-- Goal --
Extract every record, exactly as written, and ignore the pictures.

Dataset excerpts:
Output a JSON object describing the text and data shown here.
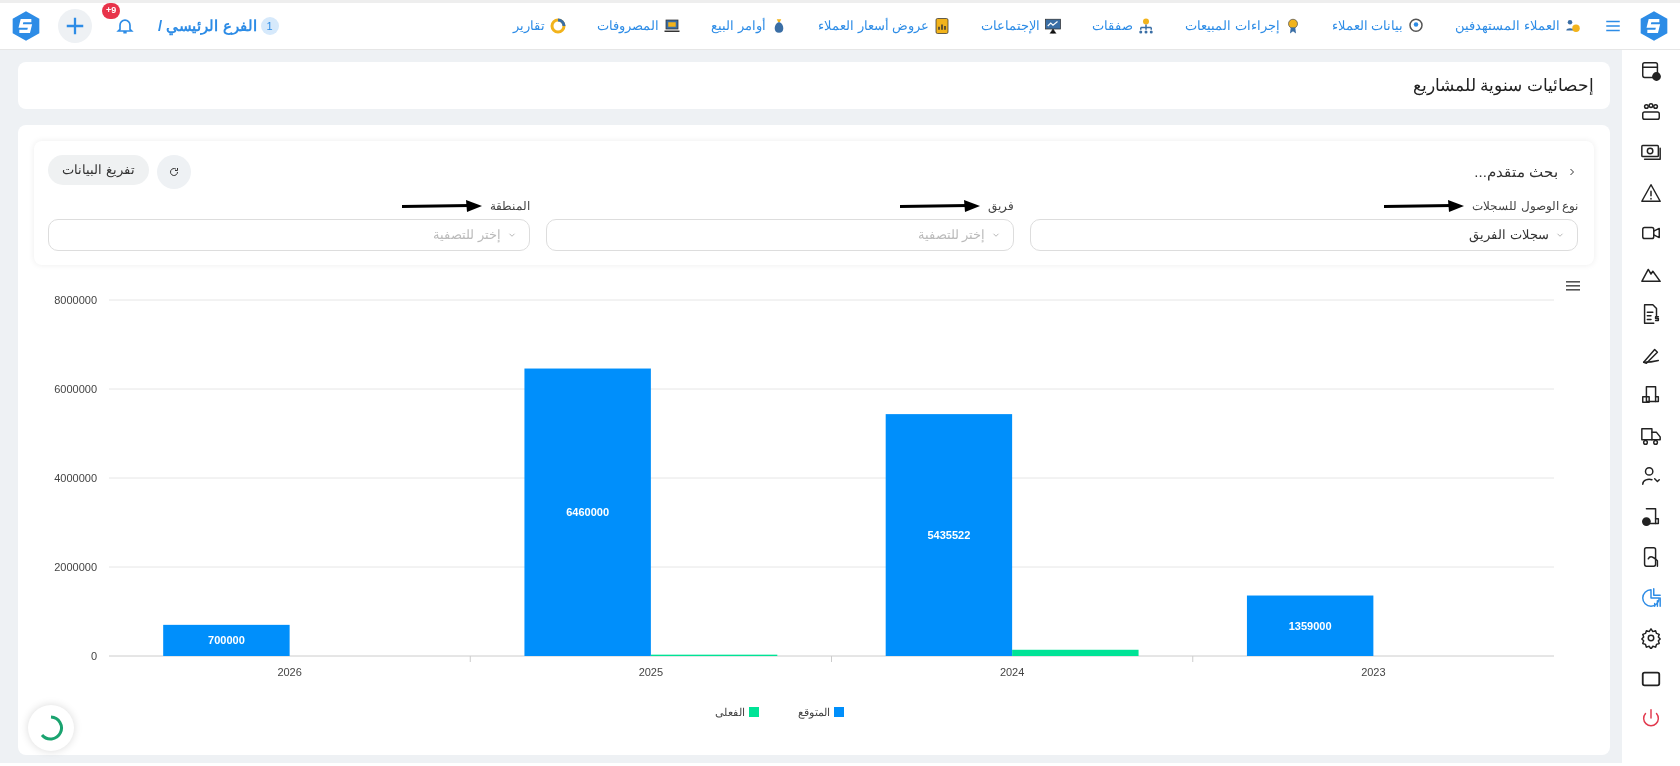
{
  "top_nav": {
    "items": [
      {
        "label": "العملاء المستهدفين"
      },
      {
        "label": "بيانات العملاء"
      },
      {
        "label": "إجراءات المبيعات"
      },
      {
        "label": "صفقات"
      },
      {
        "label": "الإجتماعات"
      },
      {
        "label": "عروض أسعار العملاء"
      },
      {
        "label": "أوامر البيع"
      },
      {
        "label": "المصروفات"
      },
      {
        "label": "تقارير"
      }
    ],
    "branch": {
      "number": "1",
      "name": "الفرع الرئيسي /"
    },
    "notifications_badge": "+9"
  },
  "sidebar": {
    "items": [
      {
        "selected": false
      },
      {
        "selected": false
      },
      {
        "selected": false
      },
      {
        "selected": false
      },
      {
        "selected": false
      },
      {
        "selected": false
      },
      {
        "selected": false
      },
      {
        "selected": false
      },
      {
        "selected": false
      },
      {
        "selected": false
      },
      {
        "selected": false
      },
      {
        "selected": false
      },
      {
        "selected": false
      },
      {
        "selected": true
      },
      {
        "selected": false
      },
      {
        "selected": false
      },
      {
        "selected": false
      }
    ]
  },
  "page_title": "إحصائيات سنوية للمشاريع",
  "filters": {
    "title": "بحث متقدم...",
    "export_button": "تفريغ البيانات",
    "fields": [
      {
        "label": "نوع الوصول للسجلات",
        "value": "سجلات الفريق"
      },
      {
        "label": "فريق",
        "placeholder": "إختر للتصفية"
      },
      {
        "label": "المنطقة",
        "placeholder": "إختر للتصفية"
      }
    ]
  },
  "chart_data": {
    "type": "bar",
    "categories": [
      "2026",
      "2025",
      "2024",
      "2023"
    ],
    "series": [
      {
        "name": "المتوقع",
        "color": "#008ffb",
        "values": [
          700000,
          6460000,
          5435522,
          1359000
        ]
      },
      {
        "name": "الفعلى",
        "color": "#00e396",
        "values": [
          null,
          30000,
          140000,
          null
        ]
      }
    ],
    "ylim": [
      0,
      8000000
    ],
    "yticks": [
      0,
      2000000,
      4000000,
      6000000,
      8000000
    ],
    "grid": true,
    "legend": "bottom",
    "value_labels": [
      [
        "700000",
        "6460000",
        "5435522",
        "1359000"
      ],
      [
        null,
        null,
        null,
        null
      ]
    ]
  }
}
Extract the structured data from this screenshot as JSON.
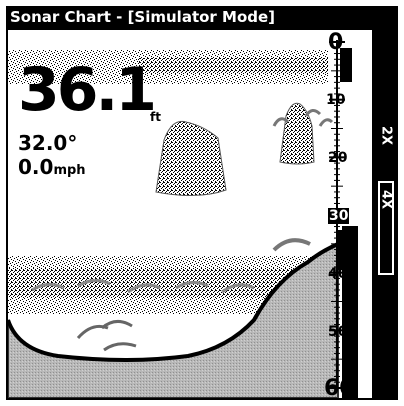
{
  "window": {
    "title": "Sonar Chart - [Simulator Mode]"
  },
  "readouts": {
    "depth_value": "36.1",
    "depth_unit": "ft",
    "temperature": "32.0°",
    "speed_value": "0.0",
    "speed_unit": "mph"
  },
  "depth_scale": {
    "labels": [
      "0",
      "10",
      "20",
      "30",
      "40",
      "50",
      "60"
    ]
  },
  "zoom_bar": {
    "zoom_2x": "2X",
    "zoom_4x": "4X"
  }
}
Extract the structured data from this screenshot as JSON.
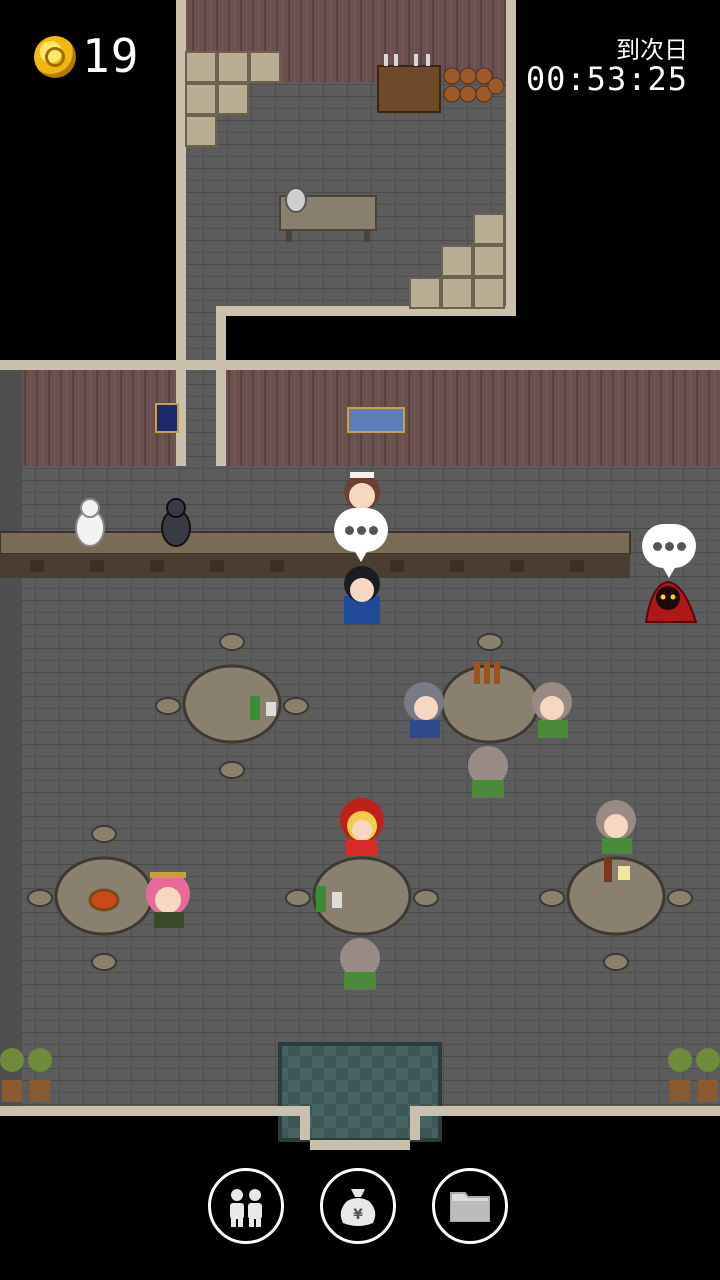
{
  "hud": {
    "coins": "19",
    "coin_icon": "gold-coin-icon",
    "time_label": "到次日",
    "time_value": "00:53:25"
  },
  "toolbar": {
    "buttons": [
      {
        "name": "party-button",
        "icon": "people-icon"
      },
      {
        "name": "money-bag-button",
        "icon": "money-bag-icon"
      },
      {
        "name": "folder-button",
        "icon": "folder-icon"
      }
    ]
  },
  "scene": {
    "location": "tavern",
    "speech_bubbles": [
      "…",
      "…"
    ],
    "colors": {
      "floor": "#5b5b5b",
      "wall": "#6a4f4f",
      "bar_counter": "#7a6a58",
      "table": "#8a8070",
      "exit_mat": "#3f5858",
      "hooded_figure": "#b01818"
    }
  }
}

-- Expected output --
Output a JSON object describing the text and data shown here.
{
  "top_nav": {
    "items": [
      {
        "label": "العملاء المستهدفين"
      },
      {
        "label": "بيانات العملاء"
      },
      {
        "label": "إجراءات المبيعات"
      },
      {
        "label": "صفقات"
      },
      {
        "label": "الإجتماعات"
      },
      {
        "label": "عروض أسعار العملاء"
      },
      {
        "label": "أوامر البيع"
      },
      {
        "label": "المصروفات"
      },
      {
        "label": "تقارير"
      }
    ],
    "branch": {
      "number": "1",
      "name": "الفرع الرئيسي /"
    },
    "notifications_badge": "+9"
  },
  "sidebar": {
    "items": [
      {
        "selected": false
      },
      {
        "selected": false
      },
      {
        "selected": false
      },
      {
        "selected": false
      },
      {
        "selected": false
      },
      {
        "selected": false
      },
      {
        "selected": false
      },
      {
        "selected": false
      },
      {
        "selected": false
      },
      {
        "selected": false
      },
      {
        "selected": false
      },
      {
        "selected": false
      },
      {
        "selected": false
      },
      {
        "selected": true
      },
      {
        "selected": false
      },
      {
        "selected": false
      },
      {
        "selected": false
      }
    ]
  },
  "page_title": "إحصائيات سنوية للمشاريع",
  "filters": {
    "title": "بحث متقدم...",
    "export_button": "تفريغ البيانات",
    "fields": [
      {
        "label": "نوع الوصول للسجلات",
        "value": "سجلات الفريق"
      },
      {
        "label": "فريق",
        "placeholder": "إختر للتصفية"
      },
      {
        "label": "المنطقة",
        "placeholder": "إختر للتصفية"
      }
    ]
  },
  "chart_data": {
    "type": "bar",
    "categories": [
      "2026",
      "2025",
      "2024",
      "2023"
    ],
    "series": [
      {
        "name": "المتوقع",
        "color": "#008ffb",
        "values": [
          700000,
          6460000,
          5435522,
          1359000
        ]
      },
      {
        "name": "الفعلى",
        "color": "#00e396",
        "values": [
          null,
          30000,
          140000,
          null
        ]
      }
    ],
    "ylim": [
      0,
      8000000
    ],
    "yticks": [
      0,
      2000000,
      4000000,
      6000000,
      8000000
    ],
    "grid": true,
    "legend": "bottom",
    "value_labels": [
      [
        "700000",
        "6460000",
        "5435522",
        "1359000"
      ],
      [
        null,
        null,
        null,
        null
      ]
    ]
  }
}
Extract the structured data from this screenshot as JSON.
{
  "window": {
    "title": "Sonar Chart - [Simulator Mode]"
  },
  "readouts": {
    "depth_value": "36.1",
    "depth_unit": "ft",
    "temperature": "32.0°",
    "speed_value": "0.0",
    "speed_unit": "mph"
  },
  "depth_scale": {
    "labels": [
      "0",
      "10",
      "20",
      "30",
      "40",
      "50",
      "60"
    ]
  },
  "zoom_bar": {
    "zoom_2x": "2X",
    "zoom_4x": "4X"
  }
}
Extract the structured data from this screenshot as JSON.
{
  "hud": {
    "coins": "19",
    "coin_icon": "gold-coin-icon",
    "time_label": "到次日",
    "time_value": "00:53:25"
  },
  "toolbar": {
    "buttons": [
      {
        "name": "party-button",
        "icon": "people-icon"
      },
      {
        "name": "money-bag-button",
        "icon": "money-bag-icon"
      },
      {
        "name": "folder-button",
        "icon": "folder-icon"
      }
    ]
  },
  "scene": {
    "location": "tavern",
    "speech_bubbles": [
      "…",
      "…"
    ],
    "colors": {
      "floor": "#5b5b5b",
      "wall": "#6a4f4f",
      "bar_counter": "#7a6a58",
      "table": "#8a8070",
      "exit_mat": "#3f5858",
      "hooded_figure": "#b01818"
    }
  }
}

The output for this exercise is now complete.